Repeat the material exactly, leaving nothing out.

┄┄┄┄┄┄

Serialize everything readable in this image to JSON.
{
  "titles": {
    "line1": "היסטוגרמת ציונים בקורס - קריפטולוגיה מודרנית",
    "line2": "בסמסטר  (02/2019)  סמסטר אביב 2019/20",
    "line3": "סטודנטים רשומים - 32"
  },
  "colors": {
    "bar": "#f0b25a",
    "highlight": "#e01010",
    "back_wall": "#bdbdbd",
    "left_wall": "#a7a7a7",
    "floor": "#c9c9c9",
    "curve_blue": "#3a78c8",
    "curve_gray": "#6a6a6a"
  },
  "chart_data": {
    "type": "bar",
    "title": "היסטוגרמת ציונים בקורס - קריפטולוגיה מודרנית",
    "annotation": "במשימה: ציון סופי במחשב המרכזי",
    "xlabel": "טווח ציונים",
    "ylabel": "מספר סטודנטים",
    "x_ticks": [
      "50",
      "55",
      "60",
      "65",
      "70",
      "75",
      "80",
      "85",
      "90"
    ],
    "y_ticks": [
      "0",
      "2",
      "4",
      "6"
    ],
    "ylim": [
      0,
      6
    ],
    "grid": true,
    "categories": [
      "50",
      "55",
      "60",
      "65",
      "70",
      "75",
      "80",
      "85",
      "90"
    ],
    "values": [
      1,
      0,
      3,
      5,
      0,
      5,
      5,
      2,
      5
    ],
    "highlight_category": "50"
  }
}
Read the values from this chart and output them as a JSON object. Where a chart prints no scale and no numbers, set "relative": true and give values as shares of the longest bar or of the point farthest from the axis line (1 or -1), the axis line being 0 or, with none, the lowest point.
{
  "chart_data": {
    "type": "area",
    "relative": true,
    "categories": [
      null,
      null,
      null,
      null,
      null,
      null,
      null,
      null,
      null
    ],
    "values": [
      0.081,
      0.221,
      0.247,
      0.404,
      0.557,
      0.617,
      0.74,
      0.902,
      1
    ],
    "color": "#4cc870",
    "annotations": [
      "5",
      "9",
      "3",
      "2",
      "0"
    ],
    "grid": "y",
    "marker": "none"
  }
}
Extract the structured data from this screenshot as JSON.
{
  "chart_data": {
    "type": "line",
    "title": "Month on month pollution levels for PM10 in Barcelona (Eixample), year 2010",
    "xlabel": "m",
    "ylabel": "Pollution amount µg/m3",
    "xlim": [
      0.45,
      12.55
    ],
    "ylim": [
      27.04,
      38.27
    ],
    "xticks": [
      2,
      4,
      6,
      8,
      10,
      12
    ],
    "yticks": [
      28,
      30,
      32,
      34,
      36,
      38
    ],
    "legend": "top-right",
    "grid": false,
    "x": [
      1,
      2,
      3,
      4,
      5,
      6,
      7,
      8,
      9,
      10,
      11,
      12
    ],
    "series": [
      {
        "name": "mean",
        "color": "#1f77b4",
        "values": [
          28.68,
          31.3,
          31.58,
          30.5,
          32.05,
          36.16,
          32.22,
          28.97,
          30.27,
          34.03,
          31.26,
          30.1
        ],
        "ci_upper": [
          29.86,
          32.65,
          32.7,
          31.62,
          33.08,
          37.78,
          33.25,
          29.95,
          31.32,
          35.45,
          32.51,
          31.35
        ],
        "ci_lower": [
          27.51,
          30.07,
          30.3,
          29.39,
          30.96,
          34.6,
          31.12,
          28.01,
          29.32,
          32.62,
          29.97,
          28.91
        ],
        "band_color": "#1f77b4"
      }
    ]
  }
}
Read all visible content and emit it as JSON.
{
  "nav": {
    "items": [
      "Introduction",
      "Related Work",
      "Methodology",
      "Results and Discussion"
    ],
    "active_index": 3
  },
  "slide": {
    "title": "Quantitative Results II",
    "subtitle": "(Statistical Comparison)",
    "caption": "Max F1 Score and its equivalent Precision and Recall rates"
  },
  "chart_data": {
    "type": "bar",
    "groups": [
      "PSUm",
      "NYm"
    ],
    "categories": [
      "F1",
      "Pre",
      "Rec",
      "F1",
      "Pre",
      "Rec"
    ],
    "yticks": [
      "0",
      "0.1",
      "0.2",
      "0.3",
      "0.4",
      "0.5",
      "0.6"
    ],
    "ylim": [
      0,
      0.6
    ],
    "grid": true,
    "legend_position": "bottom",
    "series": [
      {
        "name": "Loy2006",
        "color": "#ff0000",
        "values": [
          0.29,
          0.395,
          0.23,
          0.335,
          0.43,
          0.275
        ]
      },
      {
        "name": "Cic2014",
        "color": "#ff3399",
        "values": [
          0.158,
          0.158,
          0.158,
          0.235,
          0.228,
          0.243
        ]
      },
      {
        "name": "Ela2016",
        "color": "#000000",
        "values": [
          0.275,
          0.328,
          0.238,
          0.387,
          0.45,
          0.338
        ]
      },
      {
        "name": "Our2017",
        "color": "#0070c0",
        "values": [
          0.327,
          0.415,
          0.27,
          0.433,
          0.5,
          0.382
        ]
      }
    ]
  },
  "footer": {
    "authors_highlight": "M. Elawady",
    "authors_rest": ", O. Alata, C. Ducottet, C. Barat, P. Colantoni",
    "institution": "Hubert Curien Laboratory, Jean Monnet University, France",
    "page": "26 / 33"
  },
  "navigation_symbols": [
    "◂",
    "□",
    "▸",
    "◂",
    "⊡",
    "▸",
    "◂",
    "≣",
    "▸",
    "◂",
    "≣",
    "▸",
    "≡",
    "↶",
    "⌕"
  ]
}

┄┄┄┄┄┄

### SOLUTION FOR THIS TASK
Serialize everything readable in this image to JSON.
{
  "titles": {
    "line1": "היסטוגרמת ציונים בקורס - קריפטולוגיה מודרנית",
    "line2": "בסמסטר  (02/2019)  סמסטר אביב 2019/20",
    "line3": "סטודנטים רשומים - 32"
  },
  "colors": {
    "bar": "#f0b25a",
    "highlight": "#e01010",
    "back_wall": "#bdbdbd",
    "left_wall": "#a7a7a7",
    "floor": "#c9c9c9",
    "curve_blue": "#3a78c8",
    "curve_gray": "#6a6a6a"
  },
  "chart_data": {
    "type": "bar",
    "title": "היסטוגרמת ציונים בקורס - קריפטולוגיה מודרנית",
    "annotation": "במשימה: ציון סופי במחשב המרכזי",
    "xlabel": "טווח ציונים",
    "ylabel": "מספר סטודנטים",
    "x_ticks": [
      "50",
      "55",
      "60",
      "65",
      "70",
      "75",
      "80",
      "85",
      "90"
    ],
    "y_ticks": [
      "0",
      "2",
      "4",
      "6"
    ],
    "ylim": [
      0,
      6
    ],
    "grid": true,
    "categories": [
      "50",
      "55",
      "60",
      "65",
      "70",
      "75",
      "80",
      "85",
      "90"
    ],
    "values": [
      1,
      0,
      3,
      5,
      0,
      5,
      5,
      2,
      5
    ],
    "highlight_category": "50"
  }
}
Read the values from this chart and output them as a JSON object. Where a chart prints no scale and no numbers, set "relative": true and give values as shares of the longest bar or of the point farthest from the axis line (1 or -1), the axis line being 0 or, with none, the lowest point.
{
  "chart_data": {
    "type": "area",
    "relative": true,
    "categories": [
      null,
      null,
      null,
      null,
      null,
      null,
      null,
      null,
      null
    ],
    "values": [
      0.081,
      0.221,
      0.247,
      0.404,
      0.557,
      0.617,
      0.74,
      0.902,
      1
    ],
    "color": "#4cc870",
    "annotations": [
      "5",
      "9",
      "3",
      "2",
      "0"
    ],
    "grid": "y",
    "marker": "none"
  }
}
Extract the structured data from this screenshot as JSON.
{
  "chart_data": {
    "type": "line",
    "title": "Month on month pollution levels for PM10 in Barcelona (Eixample), year 2010",
    "xlabel": "m",
    "ylabel": "Pollution amount µg/m3",
    "xlim": [
      0.45,
      12.55
    ],
    "ylim": [
      27.04,
      38.27
    ],
    "xticks": [
      2,
      4,
      6,
      8,
      10,
      12
    ],
    "yticks": [
      28,
      30,
      32,
      34,
      36,
      38
    ],
    "legend": "top-right",
    "grid": false,
    "x": [
      1,
      2,
      3,
      4,
      5,
      6,
      7,
      8,
      9,
      10,
      11,
      12
    ],
    "series": [
      {
        "name": "mean",
        "color": "#1f77b4",
        "values": [
          28.68,
          31.3,
          31.58,
          30.5,
          32.05,
          36.16,
          32.22,
          28.97,
          30.27,
          34.03,
          31.26,
          30.1
        ],
        "ci_upper": [
          29.86,
          32.65,
          32.7,
          31.62,
          33.08,
          37.78,
          33.25,
          29.95,
          31.32,
          35.45,
          32.51,
          31.35
        ],
        "ci_lower": [
          27.51,
          30.07,
          30.3,
          29.39,
          30.96,
          34.6,
          31.12,
          28.01,
          29.32,
          32.62,
          29.97,
          28.91
        ],
        "band_color": "#1f77b4"
      }
    ]
  }
}
Read all visible content and emit it as JSON.
{
  "nav": {
    "items": [
      "Introduction",
      "Related Work",
      "Methodology",
      "Results and Discussion"
    ],
    "active_index": 3
  },
  "slide": {
    "title": "Quantitative Results II",
    "subtitle": "(Statistical Comparison)",
    "caption": "Max F1 Score and its equivalent Precision and Recall rates"
  },
  "chart_data": {
    "type": "bar",
    "groups": [
      "PSUm",
      "NYm"
    ],
    "categories": [
      "F1",
      "Pre",
      "Rec",
      "F1",
      "Pre",
      "Rec"
    ],
    "yticks": [
      "0",
      "0.1",
      "0.2",
      "0.3",
      "0.4",
      "0.5",
      "0.6"
    ],
    "ylim": [
      0,
      0.6
    ],
    "grid": true,
    "legend_position": "bottom",
    "series": [
      {
        "name": "Loy2006",
        "color": "#ff0000",
        "values": [
          0.29,
          0.395,
          0.23,
          0.335,
          0.43,
          0.275
        ]
      },
      {
        "name": "Cic2014",
        "color": "#ff3399",
        "values": [
          0.158,
          0.158,
          0.158,
          0.235,
          0.228,
          0.243
        ]
      },
      {
        "name": "Ela2016",
        "color": "#000000",
        "values": [
          0.275,
          0.328,
          0.238,
          0.387,
          0.45,
          0.338
        ]
      },
      {
        "name": "Our2017",
        "color": "#0070c0",
        "values": [
          0.327,
          0.415,
          0.27,
          0.433,
          0.5,
          0.382
        ]
      }
    ]
  },
  "footer": {
    "authors_highlight": "M. Elawady",
    "authors_rest": ", O. Alata, C. Ducottet, C. Barat, P. Colantoni",
    "institution": "Hubert Curien Laboratory, Jean Monnet University, France",
    "page": "26 / 33"
  },
  "navigation_symbols": [
    "◂",
    "□",
    "▸",
    "◂",
    "⊡",
    "▸",
    "◂",
    "≣",
    "▸",
    "◂",
    "≣",
    "▸",
    "≡",
    "↶",
    "⌕"
  ]
}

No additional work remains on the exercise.